Data records
_ _ _ _ _

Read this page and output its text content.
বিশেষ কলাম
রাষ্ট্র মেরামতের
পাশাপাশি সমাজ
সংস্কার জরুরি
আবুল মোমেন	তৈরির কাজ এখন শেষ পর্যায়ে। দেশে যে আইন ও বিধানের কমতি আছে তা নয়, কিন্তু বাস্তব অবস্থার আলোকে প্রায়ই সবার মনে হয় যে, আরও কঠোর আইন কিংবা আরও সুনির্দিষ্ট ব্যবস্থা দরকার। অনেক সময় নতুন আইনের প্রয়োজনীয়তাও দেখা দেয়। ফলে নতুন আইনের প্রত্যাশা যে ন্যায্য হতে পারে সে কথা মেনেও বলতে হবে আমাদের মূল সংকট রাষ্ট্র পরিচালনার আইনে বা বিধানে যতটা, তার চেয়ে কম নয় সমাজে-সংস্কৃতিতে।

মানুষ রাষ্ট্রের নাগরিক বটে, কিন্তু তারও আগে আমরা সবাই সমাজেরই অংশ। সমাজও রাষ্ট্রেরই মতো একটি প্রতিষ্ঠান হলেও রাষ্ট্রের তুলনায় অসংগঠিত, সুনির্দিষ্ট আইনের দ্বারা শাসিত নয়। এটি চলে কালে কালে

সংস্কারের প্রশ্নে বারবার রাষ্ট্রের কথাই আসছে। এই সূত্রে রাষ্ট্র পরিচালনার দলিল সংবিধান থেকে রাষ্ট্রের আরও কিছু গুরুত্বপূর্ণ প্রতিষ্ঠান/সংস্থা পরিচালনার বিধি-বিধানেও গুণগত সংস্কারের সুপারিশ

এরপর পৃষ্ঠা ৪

_ _ _ _ _

Aim —
The listing above should be transcribed in full, exactly as written.

Task response —
Read this page and output its text content.
বিশেষ কলাম
রাষ্ট্র মেরামতের
পাশাপাশি সমাজ
সংস্কার জরুরি
আবুল মোমেন	তৈরির কাজ এখন শেষ পর্যায়ে। দেশে যে আইন ও বিধানের কমতি আছে তা নয়, কিন্তু বাস্তব অবস্থার আলোকে প্রায়ই সবার মনে হয় যে, আরও কঠোর আইন কিংবা আরও সুনির্দিষ্ট ব্যবস্থা দরকার। অনেক সময় নতুন আইনের প্রয়োজনীয়তাও দেখা দেয়। ফলে নতুন আইনের প্রত্যাশা যে ন্যায্য হতে পারে সে কথা মেনেও বলতে হবে আমাদের মূল সংকট রাষ্ট্র পরিচালনার আইনে বা বিধানে যতটা, তার চেয়ে কম নয় সমাজে-সংস্কৃতিতে।

মানুষ রাষ্ট্রের নাগরিক বটে, কিন্তু তারও আগে আমরা সবাই সমাজেরই অংশ। সমাজও রাষ্ট্রেরই মতো একটি প্রতিষ্ঠান হলেও রাষ্ট্রের তুলনায় অসংগঠিত, সুনির্দিষ্ট আইনের দ্বারা শাসিত নয়। এটি চলে কালে কালে

সংস্কারের প্রশ্নে বারবার রাষ্ট্রের কথাই আসছে। এই সূত্রে রাষ্ট্র পরিচালনার দলিল সংবিধান থেকে রাষ্ট্রের আরও কিছু গুরুত্বপূর্ণ প্রতিষ্ঠান/সংস্থা পরিচালনার বিধি-বিধানেও গুণগত সংস্কারের সুপারিশ

এরপর পৃষ্ঠা ৪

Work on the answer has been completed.